[begin Material provided]

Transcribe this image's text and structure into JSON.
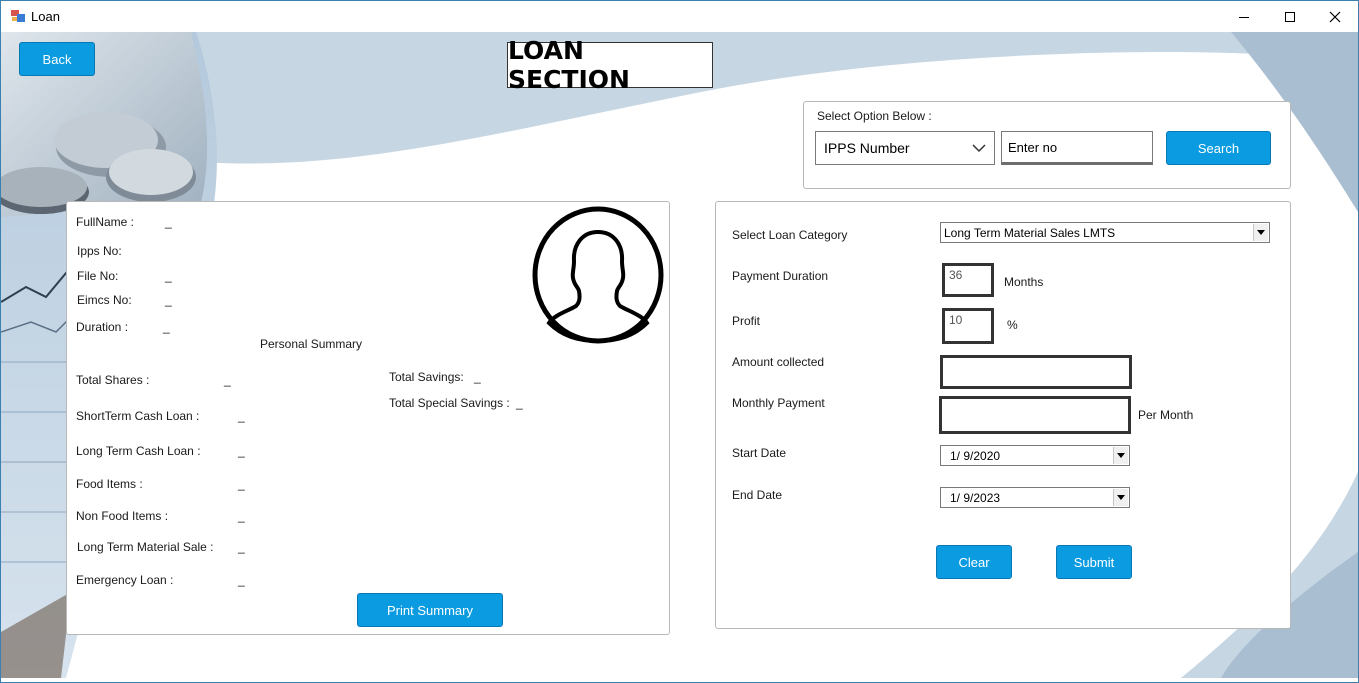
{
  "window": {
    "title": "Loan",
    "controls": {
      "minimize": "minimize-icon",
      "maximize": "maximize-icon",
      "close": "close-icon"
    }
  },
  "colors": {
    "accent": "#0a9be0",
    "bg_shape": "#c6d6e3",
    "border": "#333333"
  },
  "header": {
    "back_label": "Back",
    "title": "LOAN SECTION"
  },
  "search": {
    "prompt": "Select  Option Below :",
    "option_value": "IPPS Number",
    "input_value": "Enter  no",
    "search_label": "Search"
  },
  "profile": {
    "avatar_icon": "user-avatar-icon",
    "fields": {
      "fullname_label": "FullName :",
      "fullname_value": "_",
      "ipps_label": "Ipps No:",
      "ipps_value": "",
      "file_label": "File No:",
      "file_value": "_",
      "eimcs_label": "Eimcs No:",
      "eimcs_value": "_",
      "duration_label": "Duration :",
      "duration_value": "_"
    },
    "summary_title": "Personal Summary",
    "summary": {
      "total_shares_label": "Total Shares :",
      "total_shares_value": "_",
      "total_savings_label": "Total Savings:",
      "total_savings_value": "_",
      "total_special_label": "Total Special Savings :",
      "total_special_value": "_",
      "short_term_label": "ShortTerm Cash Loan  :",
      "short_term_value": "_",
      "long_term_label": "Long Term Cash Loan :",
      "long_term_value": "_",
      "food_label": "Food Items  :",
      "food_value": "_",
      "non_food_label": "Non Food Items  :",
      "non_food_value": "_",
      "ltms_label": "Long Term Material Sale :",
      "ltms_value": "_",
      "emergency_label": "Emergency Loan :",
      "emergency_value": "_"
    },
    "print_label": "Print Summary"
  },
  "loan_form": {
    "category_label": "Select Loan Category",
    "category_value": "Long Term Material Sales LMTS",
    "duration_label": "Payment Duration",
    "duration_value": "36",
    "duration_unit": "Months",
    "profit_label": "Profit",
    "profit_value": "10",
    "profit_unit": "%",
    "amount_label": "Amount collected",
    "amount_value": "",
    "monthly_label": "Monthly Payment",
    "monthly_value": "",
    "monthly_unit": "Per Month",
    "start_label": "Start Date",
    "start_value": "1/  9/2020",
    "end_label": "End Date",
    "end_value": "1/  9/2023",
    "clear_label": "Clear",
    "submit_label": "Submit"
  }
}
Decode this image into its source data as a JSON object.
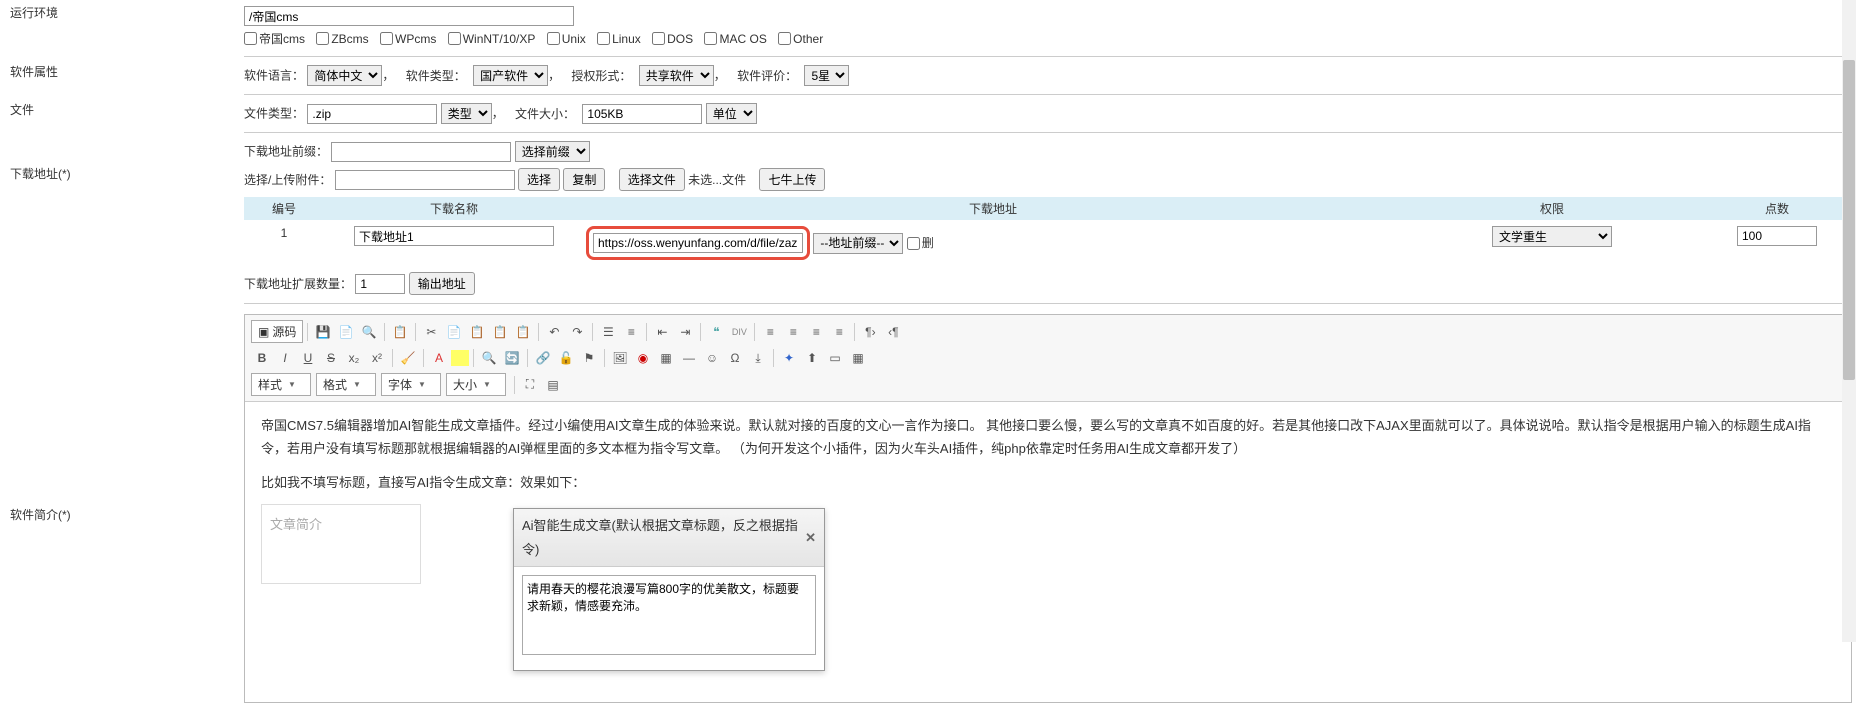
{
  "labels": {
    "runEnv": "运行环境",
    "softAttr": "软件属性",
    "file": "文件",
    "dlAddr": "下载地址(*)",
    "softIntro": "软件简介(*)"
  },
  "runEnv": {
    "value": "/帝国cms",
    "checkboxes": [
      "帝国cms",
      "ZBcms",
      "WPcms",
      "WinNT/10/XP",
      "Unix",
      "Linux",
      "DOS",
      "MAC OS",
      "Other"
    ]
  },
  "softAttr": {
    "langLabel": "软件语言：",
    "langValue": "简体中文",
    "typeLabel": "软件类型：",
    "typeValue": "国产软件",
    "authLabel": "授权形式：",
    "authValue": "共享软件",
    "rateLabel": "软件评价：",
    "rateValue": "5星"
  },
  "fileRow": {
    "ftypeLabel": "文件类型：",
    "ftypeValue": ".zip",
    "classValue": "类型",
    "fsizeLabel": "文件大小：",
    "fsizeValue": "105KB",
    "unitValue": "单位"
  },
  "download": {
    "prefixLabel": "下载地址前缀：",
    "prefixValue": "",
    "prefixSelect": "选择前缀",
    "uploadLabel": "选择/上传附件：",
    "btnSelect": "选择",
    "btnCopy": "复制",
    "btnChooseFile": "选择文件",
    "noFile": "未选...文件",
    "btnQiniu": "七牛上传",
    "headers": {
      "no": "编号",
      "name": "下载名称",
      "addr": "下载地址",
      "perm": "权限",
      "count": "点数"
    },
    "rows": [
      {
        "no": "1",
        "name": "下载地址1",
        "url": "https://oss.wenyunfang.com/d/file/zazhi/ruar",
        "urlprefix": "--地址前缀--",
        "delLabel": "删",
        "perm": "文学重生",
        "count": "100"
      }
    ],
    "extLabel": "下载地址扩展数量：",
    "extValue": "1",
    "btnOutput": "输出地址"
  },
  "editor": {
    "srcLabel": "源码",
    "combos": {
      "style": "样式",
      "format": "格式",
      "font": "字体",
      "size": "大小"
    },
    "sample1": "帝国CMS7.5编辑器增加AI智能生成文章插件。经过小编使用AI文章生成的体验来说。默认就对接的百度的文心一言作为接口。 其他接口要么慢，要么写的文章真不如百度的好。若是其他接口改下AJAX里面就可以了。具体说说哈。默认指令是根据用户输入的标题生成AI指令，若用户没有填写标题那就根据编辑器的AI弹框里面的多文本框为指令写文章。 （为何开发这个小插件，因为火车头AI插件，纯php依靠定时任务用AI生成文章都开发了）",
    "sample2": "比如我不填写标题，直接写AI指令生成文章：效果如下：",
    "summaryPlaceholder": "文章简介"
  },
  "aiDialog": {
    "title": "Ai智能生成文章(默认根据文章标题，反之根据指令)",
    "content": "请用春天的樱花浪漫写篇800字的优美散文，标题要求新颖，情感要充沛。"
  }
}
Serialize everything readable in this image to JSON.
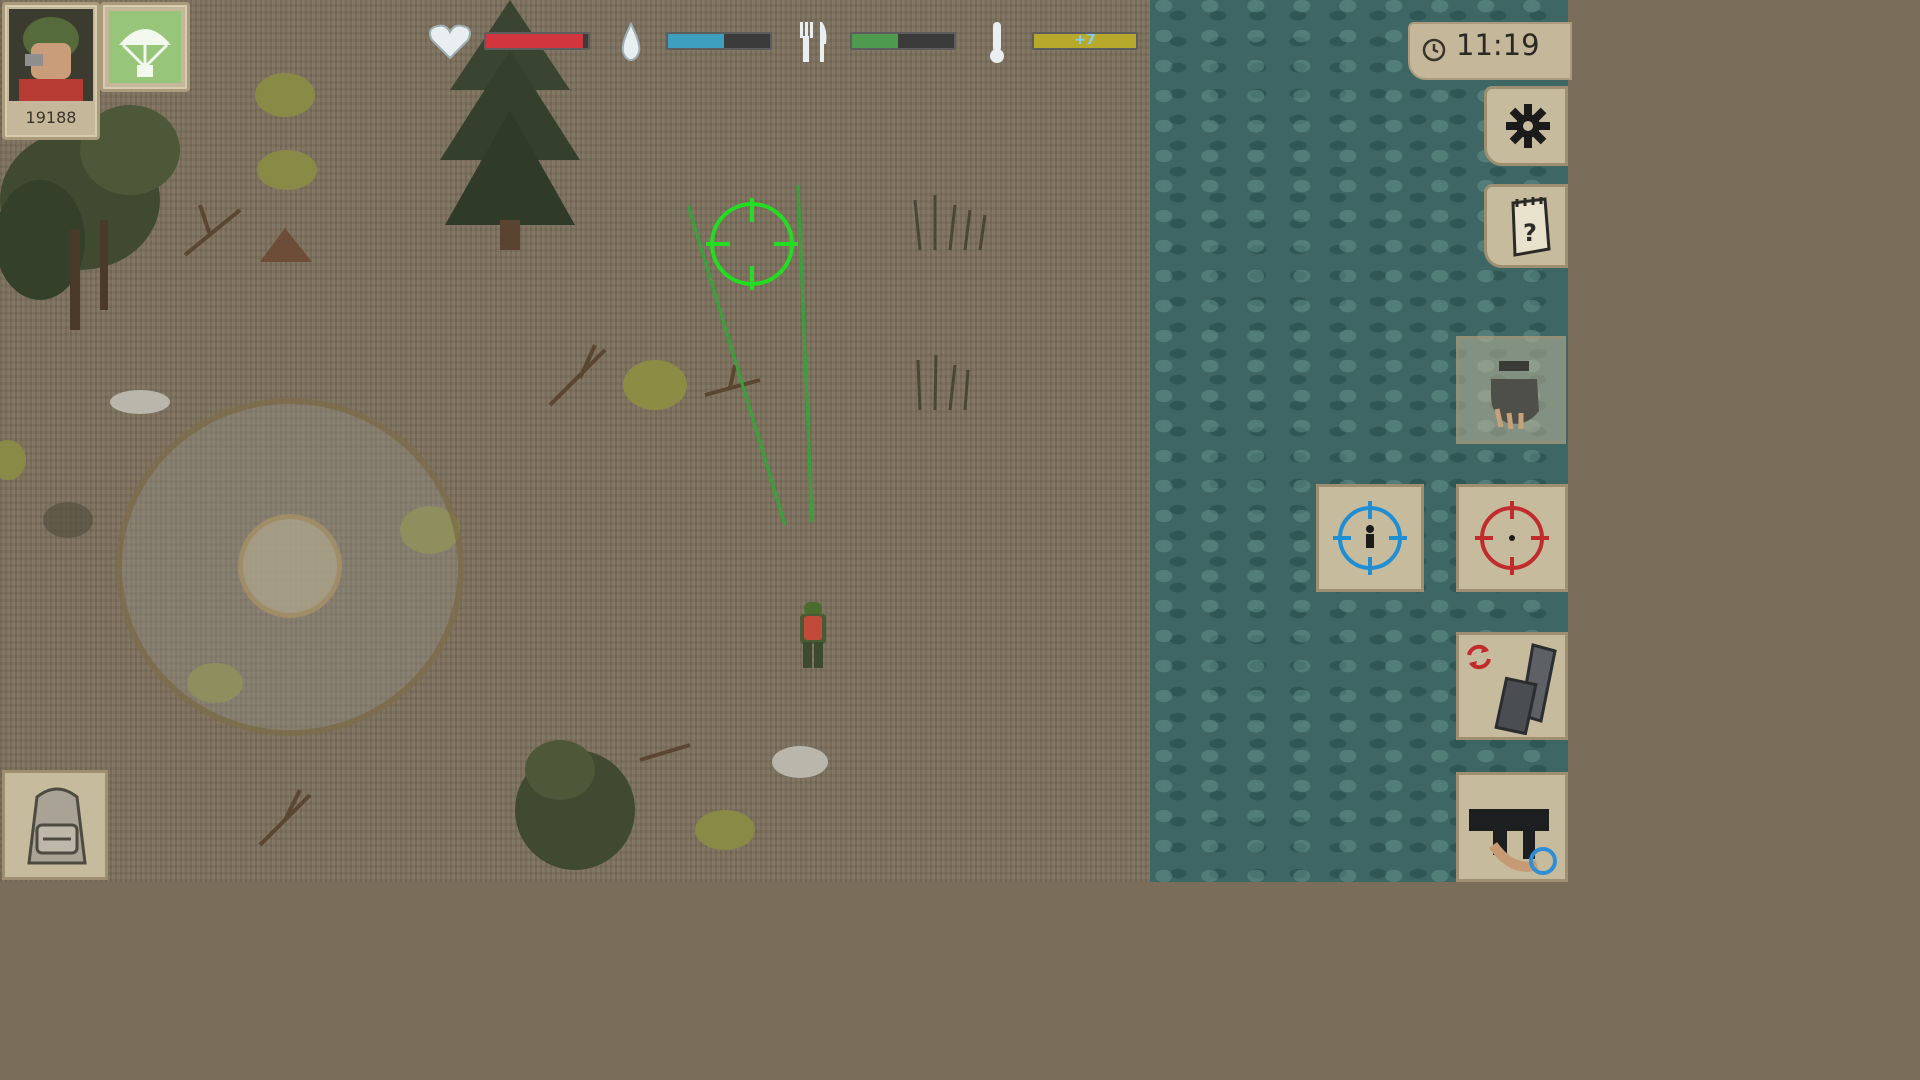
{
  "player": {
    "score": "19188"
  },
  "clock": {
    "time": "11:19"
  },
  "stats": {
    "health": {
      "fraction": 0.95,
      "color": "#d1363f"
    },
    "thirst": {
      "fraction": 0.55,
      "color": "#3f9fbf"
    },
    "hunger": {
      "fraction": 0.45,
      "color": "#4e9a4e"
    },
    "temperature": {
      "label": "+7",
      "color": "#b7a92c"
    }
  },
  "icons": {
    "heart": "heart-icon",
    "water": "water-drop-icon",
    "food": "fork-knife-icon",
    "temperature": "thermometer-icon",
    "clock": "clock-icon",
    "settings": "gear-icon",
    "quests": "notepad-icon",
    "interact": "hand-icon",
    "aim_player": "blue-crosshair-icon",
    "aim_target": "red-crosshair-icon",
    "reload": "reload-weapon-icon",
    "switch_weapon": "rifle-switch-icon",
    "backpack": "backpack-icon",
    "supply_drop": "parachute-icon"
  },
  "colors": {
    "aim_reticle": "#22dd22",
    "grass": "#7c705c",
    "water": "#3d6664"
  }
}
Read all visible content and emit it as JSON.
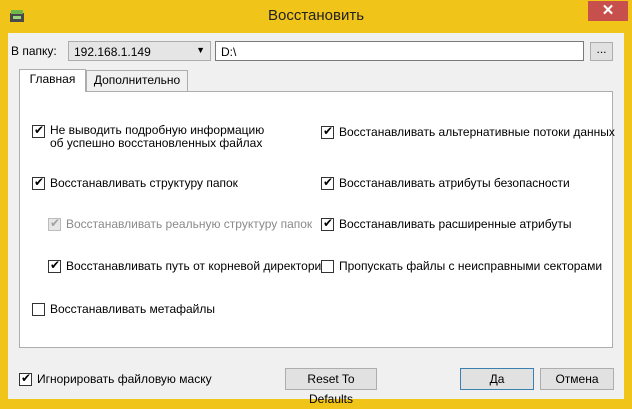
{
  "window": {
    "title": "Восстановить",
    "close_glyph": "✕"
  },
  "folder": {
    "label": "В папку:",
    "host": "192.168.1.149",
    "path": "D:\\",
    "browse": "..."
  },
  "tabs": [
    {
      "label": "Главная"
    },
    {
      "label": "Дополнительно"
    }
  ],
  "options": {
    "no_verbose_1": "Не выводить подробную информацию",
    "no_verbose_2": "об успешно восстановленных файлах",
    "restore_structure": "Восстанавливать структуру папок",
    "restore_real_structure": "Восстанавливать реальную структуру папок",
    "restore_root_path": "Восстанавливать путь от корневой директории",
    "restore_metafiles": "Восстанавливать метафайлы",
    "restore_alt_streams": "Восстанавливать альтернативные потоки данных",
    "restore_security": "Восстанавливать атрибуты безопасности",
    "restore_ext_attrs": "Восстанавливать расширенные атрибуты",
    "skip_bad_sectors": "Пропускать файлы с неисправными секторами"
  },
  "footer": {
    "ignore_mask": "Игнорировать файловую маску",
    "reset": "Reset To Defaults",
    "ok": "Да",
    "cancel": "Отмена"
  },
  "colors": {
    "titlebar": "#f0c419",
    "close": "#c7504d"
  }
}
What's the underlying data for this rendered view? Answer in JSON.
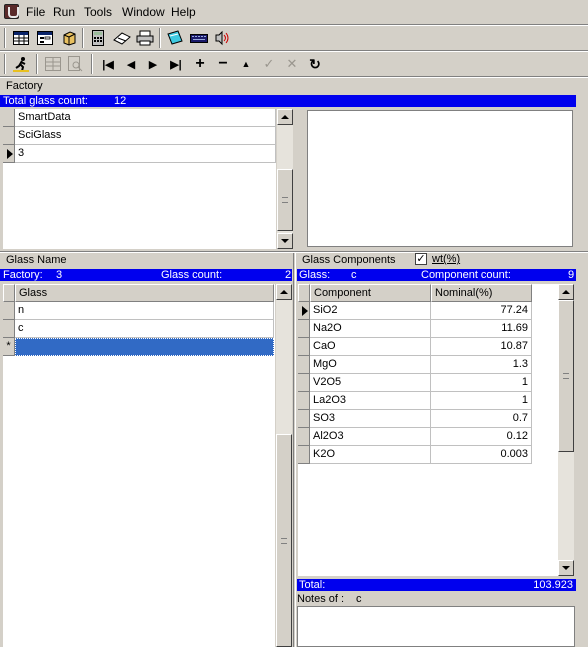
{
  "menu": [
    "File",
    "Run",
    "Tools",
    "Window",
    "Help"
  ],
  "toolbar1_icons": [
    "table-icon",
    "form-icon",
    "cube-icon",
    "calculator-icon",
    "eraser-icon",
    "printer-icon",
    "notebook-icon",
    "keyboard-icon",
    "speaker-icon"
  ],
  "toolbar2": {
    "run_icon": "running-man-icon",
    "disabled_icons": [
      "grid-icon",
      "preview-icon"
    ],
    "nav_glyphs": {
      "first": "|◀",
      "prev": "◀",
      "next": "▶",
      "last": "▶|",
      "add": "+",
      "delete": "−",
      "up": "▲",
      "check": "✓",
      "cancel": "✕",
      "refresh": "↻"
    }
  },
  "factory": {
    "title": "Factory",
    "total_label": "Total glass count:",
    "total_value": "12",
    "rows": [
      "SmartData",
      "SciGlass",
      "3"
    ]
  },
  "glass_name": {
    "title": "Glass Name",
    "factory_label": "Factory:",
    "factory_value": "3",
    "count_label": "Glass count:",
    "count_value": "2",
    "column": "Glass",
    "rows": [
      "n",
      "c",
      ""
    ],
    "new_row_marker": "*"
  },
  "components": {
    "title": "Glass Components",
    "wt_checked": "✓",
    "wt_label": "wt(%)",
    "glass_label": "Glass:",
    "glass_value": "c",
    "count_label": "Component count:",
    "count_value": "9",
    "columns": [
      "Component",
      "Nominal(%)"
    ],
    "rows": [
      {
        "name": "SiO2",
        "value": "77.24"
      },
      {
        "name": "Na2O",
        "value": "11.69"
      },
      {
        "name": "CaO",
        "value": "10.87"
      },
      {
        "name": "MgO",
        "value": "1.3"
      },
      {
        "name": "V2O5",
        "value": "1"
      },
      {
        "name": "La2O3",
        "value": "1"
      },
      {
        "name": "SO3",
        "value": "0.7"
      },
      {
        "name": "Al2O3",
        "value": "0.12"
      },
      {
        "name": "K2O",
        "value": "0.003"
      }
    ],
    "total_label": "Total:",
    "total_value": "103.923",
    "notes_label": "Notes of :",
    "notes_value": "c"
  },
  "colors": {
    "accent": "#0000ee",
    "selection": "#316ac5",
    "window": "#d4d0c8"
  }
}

[end Material provided]

Aim of the task: Tell how many lines in the material above include the word "image", giving the number only.

Solution: 3